** Your instructions **
Select from the data all lines with the word "držte".

Saved data entries:
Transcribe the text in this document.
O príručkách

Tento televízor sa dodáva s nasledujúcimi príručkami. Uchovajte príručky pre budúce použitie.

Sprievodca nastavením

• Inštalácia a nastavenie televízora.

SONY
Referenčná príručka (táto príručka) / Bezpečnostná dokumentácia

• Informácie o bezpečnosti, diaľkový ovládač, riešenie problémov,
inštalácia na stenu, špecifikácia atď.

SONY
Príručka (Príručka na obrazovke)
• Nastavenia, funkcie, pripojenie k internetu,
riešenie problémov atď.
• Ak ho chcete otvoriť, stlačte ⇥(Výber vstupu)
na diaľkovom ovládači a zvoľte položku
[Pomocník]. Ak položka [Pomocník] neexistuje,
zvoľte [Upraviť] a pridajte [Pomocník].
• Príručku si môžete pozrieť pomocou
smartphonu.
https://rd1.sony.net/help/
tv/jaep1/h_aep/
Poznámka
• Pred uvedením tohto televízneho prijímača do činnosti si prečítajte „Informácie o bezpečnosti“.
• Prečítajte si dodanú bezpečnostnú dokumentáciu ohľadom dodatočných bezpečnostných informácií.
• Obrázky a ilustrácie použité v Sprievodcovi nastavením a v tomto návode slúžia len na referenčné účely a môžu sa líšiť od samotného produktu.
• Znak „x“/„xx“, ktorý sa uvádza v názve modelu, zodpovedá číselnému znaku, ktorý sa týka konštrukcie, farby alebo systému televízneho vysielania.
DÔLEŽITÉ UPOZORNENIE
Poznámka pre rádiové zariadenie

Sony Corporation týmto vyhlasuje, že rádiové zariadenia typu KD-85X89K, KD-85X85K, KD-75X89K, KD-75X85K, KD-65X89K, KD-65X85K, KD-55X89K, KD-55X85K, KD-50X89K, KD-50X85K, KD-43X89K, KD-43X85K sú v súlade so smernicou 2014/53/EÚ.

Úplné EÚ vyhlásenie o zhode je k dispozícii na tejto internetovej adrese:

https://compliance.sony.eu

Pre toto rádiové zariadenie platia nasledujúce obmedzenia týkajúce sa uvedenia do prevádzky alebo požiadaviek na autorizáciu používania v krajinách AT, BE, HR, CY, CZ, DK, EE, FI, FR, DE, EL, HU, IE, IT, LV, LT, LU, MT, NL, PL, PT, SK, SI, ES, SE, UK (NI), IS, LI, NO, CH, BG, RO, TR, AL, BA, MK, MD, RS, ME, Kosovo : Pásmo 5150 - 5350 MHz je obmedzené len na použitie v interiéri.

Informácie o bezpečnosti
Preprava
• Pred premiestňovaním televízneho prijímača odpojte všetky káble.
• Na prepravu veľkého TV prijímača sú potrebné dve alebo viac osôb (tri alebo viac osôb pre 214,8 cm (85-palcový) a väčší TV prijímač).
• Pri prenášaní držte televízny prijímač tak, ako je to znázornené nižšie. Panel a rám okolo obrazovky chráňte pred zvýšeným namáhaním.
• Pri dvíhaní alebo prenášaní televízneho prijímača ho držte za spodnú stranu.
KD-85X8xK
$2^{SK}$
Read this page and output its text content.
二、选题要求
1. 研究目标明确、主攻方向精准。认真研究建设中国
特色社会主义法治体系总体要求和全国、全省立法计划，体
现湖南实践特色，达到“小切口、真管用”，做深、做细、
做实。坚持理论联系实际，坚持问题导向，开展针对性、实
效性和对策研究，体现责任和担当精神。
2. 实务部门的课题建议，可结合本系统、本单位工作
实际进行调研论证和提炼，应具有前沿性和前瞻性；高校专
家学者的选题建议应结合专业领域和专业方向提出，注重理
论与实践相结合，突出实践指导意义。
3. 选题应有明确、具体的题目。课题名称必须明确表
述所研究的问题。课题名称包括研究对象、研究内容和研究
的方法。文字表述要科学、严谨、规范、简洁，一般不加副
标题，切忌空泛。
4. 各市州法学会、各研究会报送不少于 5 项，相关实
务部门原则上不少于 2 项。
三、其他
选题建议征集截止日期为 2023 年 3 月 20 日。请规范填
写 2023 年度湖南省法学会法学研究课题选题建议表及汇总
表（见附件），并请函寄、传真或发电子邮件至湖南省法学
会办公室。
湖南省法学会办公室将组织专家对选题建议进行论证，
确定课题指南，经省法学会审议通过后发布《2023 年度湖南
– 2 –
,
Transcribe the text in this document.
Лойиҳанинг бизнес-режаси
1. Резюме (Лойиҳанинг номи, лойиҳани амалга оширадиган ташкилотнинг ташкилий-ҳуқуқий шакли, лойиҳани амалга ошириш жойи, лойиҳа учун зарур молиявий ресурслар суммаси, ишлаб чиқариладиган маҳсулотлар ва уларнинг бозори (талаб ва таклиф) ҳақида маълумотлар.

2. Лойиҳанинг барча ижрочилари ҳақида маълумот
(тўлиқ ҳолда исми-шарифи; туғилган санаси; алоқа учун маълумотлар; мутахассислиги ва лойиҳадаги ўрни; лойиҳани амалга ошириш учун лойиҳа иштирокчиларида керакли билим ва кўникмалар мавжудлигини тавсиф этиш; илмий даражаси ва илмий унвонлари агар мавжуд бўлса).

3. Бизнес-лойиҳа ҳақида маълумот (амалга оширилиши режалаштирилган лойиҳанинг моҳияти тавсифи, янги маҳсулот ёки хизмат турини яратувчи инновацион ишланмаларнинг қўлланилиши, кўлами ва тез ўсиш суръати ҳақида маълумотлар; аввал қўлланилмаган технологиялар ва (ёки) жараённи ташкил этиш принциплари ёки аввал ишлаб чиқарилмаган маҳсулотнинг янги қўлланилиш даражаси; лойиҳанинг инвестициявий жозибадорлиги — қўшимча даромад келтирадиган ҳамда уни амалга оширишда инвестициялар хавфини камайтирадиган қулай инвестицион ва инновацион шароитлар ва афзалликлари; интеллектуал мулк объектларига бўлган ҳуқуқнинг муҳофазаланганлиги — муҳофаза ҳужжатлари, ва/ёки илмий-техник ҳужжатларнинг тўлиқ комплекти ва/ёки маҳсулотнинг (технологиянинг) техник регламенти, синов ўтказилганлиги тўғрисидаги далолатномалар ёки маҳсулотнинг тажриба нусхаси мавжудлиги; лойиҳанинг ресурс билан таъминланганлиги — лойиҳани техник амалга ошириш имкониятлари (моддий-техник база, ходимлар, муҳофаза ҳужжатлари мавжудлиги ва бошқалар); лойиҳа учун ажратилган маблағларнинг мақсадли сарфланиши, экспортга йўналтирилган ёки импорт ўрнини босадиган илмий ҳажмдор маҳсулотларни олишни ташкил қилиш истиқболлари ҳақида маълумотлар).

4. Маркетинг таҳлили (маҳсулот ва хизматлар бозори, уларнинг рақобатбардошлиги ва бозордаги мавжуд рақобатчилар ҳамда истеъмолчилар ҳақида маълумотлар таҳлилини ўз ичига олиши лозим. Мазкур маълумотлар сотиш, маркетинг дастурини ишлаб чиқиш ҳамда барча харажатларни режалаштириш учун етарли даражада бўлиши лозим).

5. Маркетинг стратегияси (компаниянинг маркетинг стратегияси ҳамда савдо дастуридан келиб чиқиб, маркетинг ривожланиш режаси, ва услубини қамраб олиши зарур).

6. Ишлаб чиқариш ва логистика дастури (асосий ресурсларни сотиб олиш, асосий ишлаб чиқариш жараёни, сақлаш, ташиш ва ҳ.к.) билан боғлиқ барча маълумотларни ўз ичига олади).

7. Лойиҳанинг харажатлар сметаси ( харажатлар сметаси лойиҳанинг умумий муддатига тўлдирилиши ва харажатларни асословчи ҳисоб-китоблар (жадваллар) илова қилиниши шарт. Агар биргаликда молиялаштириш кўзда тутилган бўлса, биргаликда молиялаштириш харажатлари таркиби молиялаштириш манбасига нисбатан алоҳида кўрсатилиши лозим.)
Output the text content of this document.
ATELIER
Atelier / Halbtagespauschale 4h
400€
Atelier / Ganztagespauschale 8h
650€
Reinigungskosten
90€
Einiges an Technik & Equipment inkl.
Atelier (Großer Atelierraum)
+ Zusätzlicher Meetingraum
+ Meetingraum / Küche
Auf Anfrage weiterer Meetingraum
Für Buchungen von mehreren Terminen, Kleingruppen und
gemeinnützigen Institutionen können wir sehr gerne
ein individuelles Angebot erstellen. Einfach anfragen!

** Exercise result **
• Pri prenášaní držte televízny prijímač tak, ako je to znázornené nižšie. Panel a rám okolo obrazovky chráňte pred zvýšeným namáhaním.
• Pri dvíhaní alebo prenášaní televízneho prijímača ho držte za spodnú stranu.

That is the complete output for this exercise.